** begin **
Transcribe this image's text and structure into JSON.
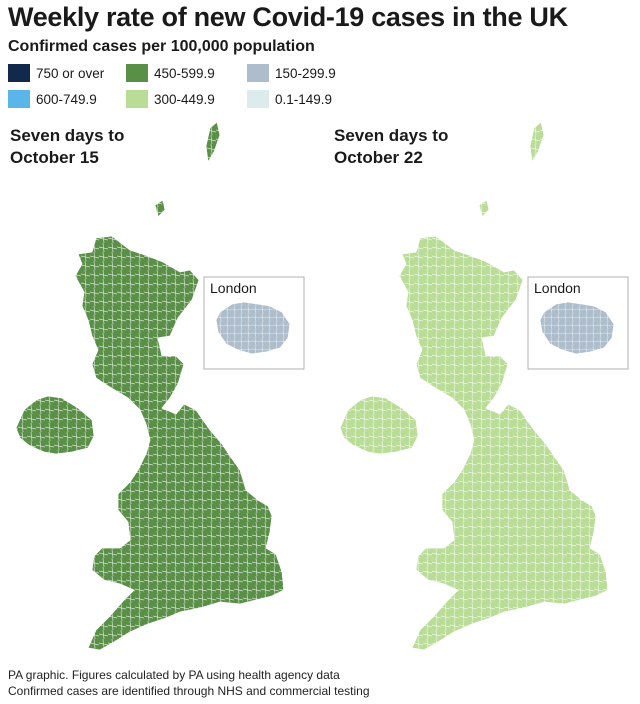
{
  "title": "Weekly rate of new Covid-19 cases in the UK",
  "subtitle": "Confirmed cases per 100,000 population",
  "legend": [
    {
      "label": "750 or over",
      "color": "#13294b"
    },
    {
      "label": "600-749.9",
      "color": "#5ab6e8"
    },
    {
      "label": "450-599.9",
      "color": "#5a8f48"
    },
    {
      "label": "300-449.9",
      "color": "#b9dc96"
    },
    {
      "label": "150-299.9",
      "color": "#aebdcb"
    },
    {
      "label": "0.1-149.9",
      "color": "#dcecec"
    }
  ],
  "panels": [
    {
      "label_line1": "Seven days to",
      "label_line2": "October 15",
      "inset_label": "London"
    },
    {
      "label_line1": "Seven days to",
      "label_line2": "October 22",
      "inset_label": "London"
    }
  ],
  "footnotes": [
    "PA graphic. Figures calculated by PA using health agency data",
    "Confirmed cases are identified through NHS and commercial testing"
  ]
}
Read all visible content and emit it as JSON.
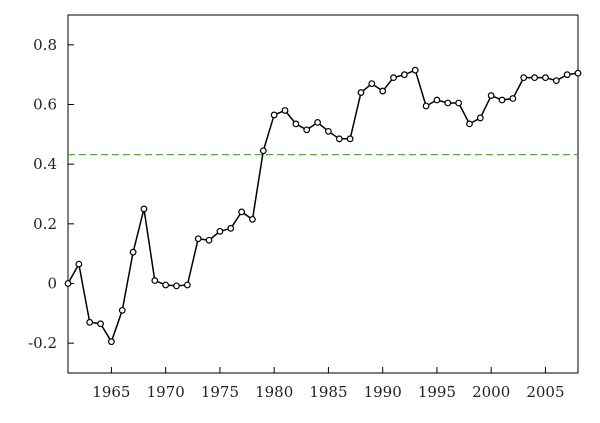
{
  "chart_data": {
    "type": "line",
    "title": "",
    "xlabel": "",
    "ylabel": "",
    "xlim": [
      1961,
      2008
    ],
    "ylim": [
      -0.3,
      0.9
    ],
    "grid": false,
    "legend": "none",
    "x_ticks": [
      1965,
      1970,
      1975,
      1980,
      1985,
      1990,
      1995,
      2000,
      2005
    ],
    "y_ticks": [
      -0.2,
      0,
      0.2,
      0.4,
      0.6,
      0.8
    ],
    "x_tick_labels": [
      "1965",
      "1970",
      "1975",
      "1980",
      "1985",
      "1990",
      "1995",
      "2000",
      "2005"
    ],
    "y_tick_labels": [
      "-0.2",
      "0",
      "0.2",
      "0.4",
      "0.6",
      "0.8"
    ],
    "reference_line": {
      "y": 0.432,
      "style": "dashed",
      "color": "#5aa83c"
    },
    "series": [
      {
        "color": "#000000",
        "marker": "open-circle",
        "x": [
          1961,
          1962,
          1963,
          1964,
          1965,
          1966,
          1967,
          1968,
          1969,
          1970,
          1971,
          1972,
          1973,
          1974,
          1975,
          1976,
          1977,
          1978,
          1979,
          1980,
          1981,
          1982,
          1983,
          1984,
          1985,
          1986,
          1987,
          1988,
          1989,
          1990,
          1991,
          1992,
          1993,
          1994,
          1995,
          1996,
          1997,
          1998,
          1999,
          2000,
          2001,
          2002,
          2003,
          2004,
          2005,
          2006,
          2007,
          2008
        ],
        "y": [
          0.0,
          0.065,
          -0.13,
          -0.135,
          -0.195,
          -0.09,
          0.105,
          0.25,
          0.01,
          -0.005,
          -0.008,
          -0.005,
          0.15,
          0.145,
          0.175,
          0.185,
          0.24,
          0.215,
          0.445,
          0.565,
          0.58,
          0.535,
          0.515,
          0.54,
          0.51,
          0.485,
          0.485,
          0.64,
          0.67,
          0.645,
          0.69,
          0.7,
          0.715,
          0.595,
          0.615,
          0.605,
          0.605,
          0.535,
          0.555,
          0.63,
          0.615,
          0.62,
          0.69,
          0.69,
          0.69,
          0.68,
          0.7,
          0.705
        ]
      }
    ]
  }
}
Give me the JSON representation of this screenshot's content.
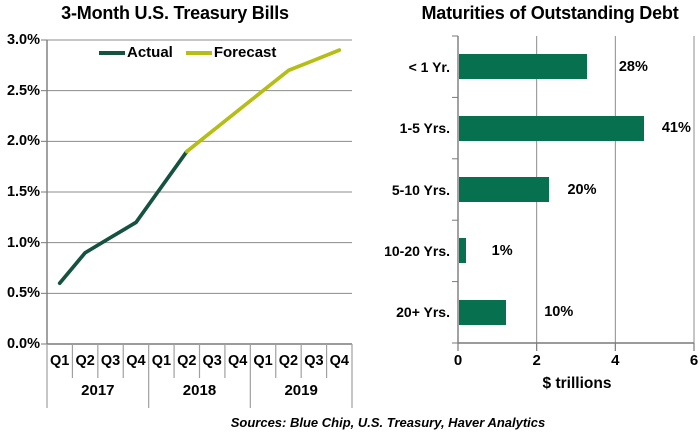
{
  "source_note": "Sources: Blue Chip, U.S. Treasury, Haver Analytics",
  "colors": {
    "actual": "#155240",
    "forecast": "#b4be14",
    "bar": "#07704f",
    "grid": "#8c8c8c",
    "axis": "#7a7a7a",
    "tick": "#a0a0a0",
    "text": "#000000"
  },
  "left_chart": {
    "title": "3-Month U.S. Treasury Bills",
    "legend": [
      {
        "label": "Actual",
        "color_key": "actual"
      },
      {
        "label": "Forecast",
        "color_key": "forecast"
      }
    ],
    "y_tick_labels": [
      "3.0%",
      "2.5%",
      "2.0%",
      "1.5%",
      "1.0%",
      "0.5%",
      "0.0%"
    ],
    "quarter_labels": [
      "Q1",
      "Q2",
      "Q3",
      "Q4",
      "Q1",
      "Q2",
      "Q3",
      "Q4",
      "Q1",
      "Q2",
      "Q3",
      "Q4"
    ],
    "year_labels": [
      "2017",
      "2018",
      "2019"
    ]
  },
  "right_chart": {
    "title": "Maturities of Outstanding Debt",
    "categories": [
      "< 1 Yr.",
      "1-5 Yrs.",
      "5-10 Yrs.",
      "10-20 Yrs.",
      "20+ Yrs."
    ],
    "percent_labels": [
      "28%",
      "41%",
      "20%",
      "1%",
      "10%"
    ],
    "x_tick_labels": [
      "0",
      "2",
      "4",
      "6"
    ],
    "xlabel": "$ trillions"
  },
  "chart_data": [
    {
      "type": "line",
      "title": "3-Month U.S. Treasury Bills",
      "x": [
        "2017 Q1",
        "2017 Q2",
        "2017 Q3",
        "2017 Q4",
        "2018 Q1",
        "2018 Q2",
        "2018 Q3",
        "2018 Q4",
        "2019 Q1",
        "2019 Q2",
        "2019 Q3",
        "2019 Q4"
      ],
      "series": [
        {
          "name": "Actual",
          "values": [
            0.6,
            0.9,
            1.05,
            1.2,
            1.55,
            1.9,
            null,
            null,
            null,
            null,
            null,
            null
          ]
        },
        {
          "name": "Forecast",
          "values": [
            null,
            null,
            null,
            null,
            null,
            1.9,
            2.1,
            2.3,
            2.5,
            2.7,
            2.8,
            2.9
          ]
        }
      ],
      "unit": "%",
      "ylim": [
        0,
        3
      ],
      "y_tick_step": 0.5,
      "grid": true,
      "legend_position": "top-inside"
    },
    {
      "type": "bar",
      "orientation": "horizontal",
      "title": "Maturities of Outstanding Debt",
      "categories": [
        "< 1 Yr.",
        "1-5 Yrs.",
        "5-10 Yrs.",
        "10-20 Yrs.",
        "20+ Yrs."
      ],
      "values": [
        3.25,
        4.7,
        2.3,
        0.17,
        1.2
      ],
      "data_labels": [
        "28%",
        "41%",
        "20%",
        "1%",
        "10%"
      ],
      "xlabel": "$ trillions",
      "xlim": [
        0,
        6
      ],
      "x_ticks": [
        0,
        2,
        4,
        6
      ],
      "grid": true
    }
  ]
}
** end **
> _Written problem_
Lines of the material that contain the word "cases" are to be gathered.

> _Solved problem_
  "title": "Weekly rate of new Covid-19 cases in the UK",
  "subtitle": "Confirmed cases per 100,000 population",
    "Confirmed cases are identified through NHS and commercial testing"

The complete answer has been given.